提示文:
══════════════════════════════

次いで、このフィルムを220℃に加熱した3004系アルミニウム合金板(厚み 0.26mm)の両面ニップロール間で圧着し、さらに275℃に加熱した後、水中急冷してラミネート金属板を得た。
次いで、このラミネート金属板に成形用潤滑剤を塗布した後、加熱して板温70℃で20μmのフィルムが缶内面側となるように絞り加工を実施した。次いで、得られたカップの温度を40℃にして金型温度80℃で再絞り・しごき加工を実施し、350mlサイズのシームレス缶を得た。
本実施例の方法は、表2からわかるように、製缶性(加工ポンチの離型性、耐カジリ性)に優れた金属板貼合せ用フィルムの製造方法であるといえる。
【0054】
[実施例2]
(I)層の原料としてA−1/B/C−1/C−2=88/5/5/2(重量%)を用いた以外は実施例1と同様にして、2種類のポリエステルフィルム(厚みが20μmと12μm)を得た。このフィルム中のポリテトラメチレングリコール成分由来のテトラメチレンオキサイドの量は酸成分(テレフタル酸、イソフタル酸の総量)に対して5.2モル%であった。
次いで、実施例1と同様にラミネート金属板とシームレス缶を得た。
本実施例の方法は、表2からわかるように、製缶性(加工ポンチの離型性、耐カジリ性)に優れた金属板貼合せ用フィルムの製造方法であるといえる。
【0055】
[実施例3]
(I)層の原料としてA−1/A−3/B/C−1/C−2=43/45/5/5/2(重量%)を用いた以外は実施例1と同様にして、2種類のポリエステルフィルム(厚みが20μmと12μm)を得た。このフィルム中のポリテトラメチレングリコール成分由来のテトラメチレンオキサイドの量は酸成分(テレフタル酸、イソフタル酸の総量)に対して5.2モル%であった。
次いで、実施例1と同様にラミネート金属板とシームレス缶を得た。
本実施例の方法は、表2からわかるように、製缶性(加工ポンチの離型性、耐カジリ性)に優れた金属板貼合せ用フィルムの製造方法であるといえる。
【0056】
[実施例4]
(I)層の原料としてA−1/A−2/B/C−1/C−2=46/45/2/5/2(重量%)を用いた以外は実施例1と同様にして、2種類のポリエステルフィルム(厚みが20μmと12μm)を得た。このフィルム中のポリテトラメチレングリコール成分由来のテトラメチレンオキサイドの量は酸成分(テレフタル酸、イソフタル酸の総量)に対して2.2モル%であった。
次いで、実施例1と同様にラミネート金属板とシームレス缶を得た。
本実施例の方法は、表2からわかるように、製缶性(加工ポンチの離型性、耐カジリ性)に優れた金属板貼合せ用フィルムの製造方法であるといえる。
【0057】
[比較例1]
濾過粒子サイズ(初期濾過効率95%)が25μmに設定されたステンレス製焼結濾材からなる異物除去用フィルターを用いた以外は実施例1と同様にして製膜しようとしたが、火花放電が頻発して全面的な密着異常が発生し、ポリエステルフィルム((I)層)を安定して得られなかった。

══════════════════════════════

記録データ:
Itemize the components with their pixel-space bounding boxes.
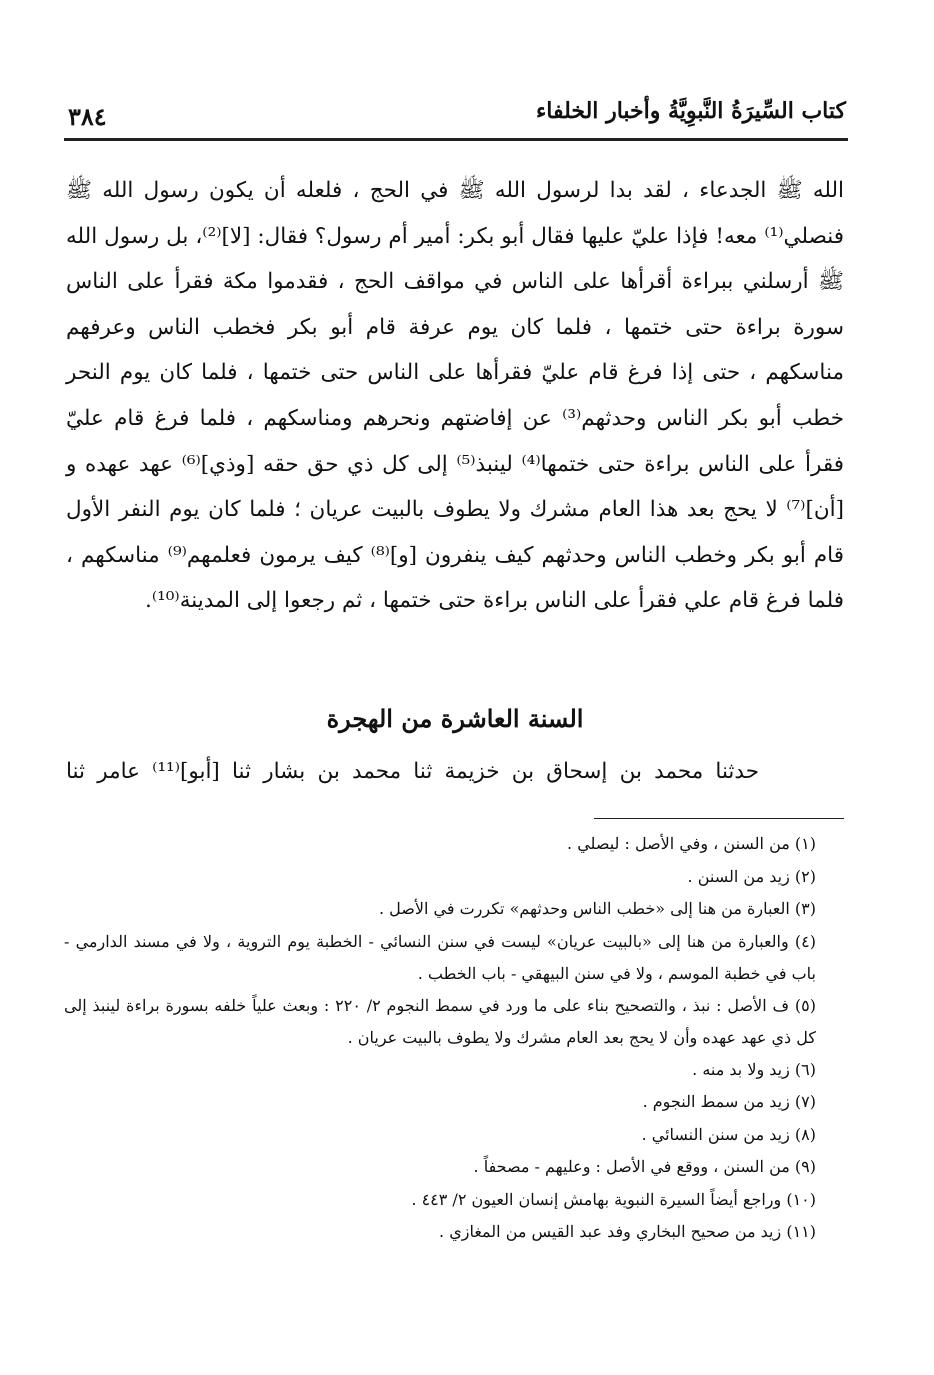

══════════════════════════════

やること:
1. 提示文によると、再絞り・しごき加工で得られたシームレス缶は何mlサイズですか。
2. 提示文の中で角括弧[ ]に入っている見出しを、すべて挙げてください。
3. フィルム製造の実施例と比較例を述べた提示文を、最後の文の後から書き継いでください。
記録データの行は、ここでは一切使いません。

解答:
1. 350mlサイズです。

2. 実施例2、実施例3、実施例4、比較例1

3.
この方法は、金属板貼合せ用フィルムの製造方法として好ましくない。
【0058】
[比較例2]
直径が30μmのタングステンワイヤー電極を用いた以外は実施例1と同様にして製膜しようとしたが、電極の位置、電圧、電流を調整しても気泡や筋状の斑が発生し、さらに電圧または電流を上げて密着させようとした場合、アーク放電によりワイヤーが切断したり、シートに冷却斑が生じて冷却ロールへの巻きつきが起こり、ポリエステルフィルム((I)層)を安定して得られなかった。
この方法は、金属板貼合せ用フィルムの製造方法として好ましくない。
【0059】
[比較例3]
(II)層を設けない以外は実施例1と同様にして、2種類のポリエステルフィルム(厚みが20μmと12μm)を得た。このフィルム中のポリテトラメチレングリコール成分由来のテトラメチレンオキサイドの量は酸成分(テレフタル酸、イソフタル酸の総量)に対して5.2モル%であった。
次いで、実施例1と同様にして得たラミネート金属板を得た。このラミネート板を実施例1と同様に製缶したが、缶内外面樹脂が剥離した。但し、製缶速度を60缶/分にした場合には、内外面樹脂は剥離せず、製缶性(加工ポンチの離型性、耐カジリ性)は問題なかった。
この方法は、表2からわかるように、金属板貼合せ用フィルムの製造方法として好ましくない。
【0060】
[比較例4]
(I)層の原料としてA−3/B/C−1/C−2=88/5/5/2(重量%)を用いた以外は実施例1と同様にして、2種類のポリエステルフィルム(厚みが20μmと12μm)を得た。このフィルム中のポリテトラメチレングリコール成分由来のテトラメチレンオキサイドの量は酸成分(テレフタル酸、イソフタル酸の総量)に対して5.2モル%であった。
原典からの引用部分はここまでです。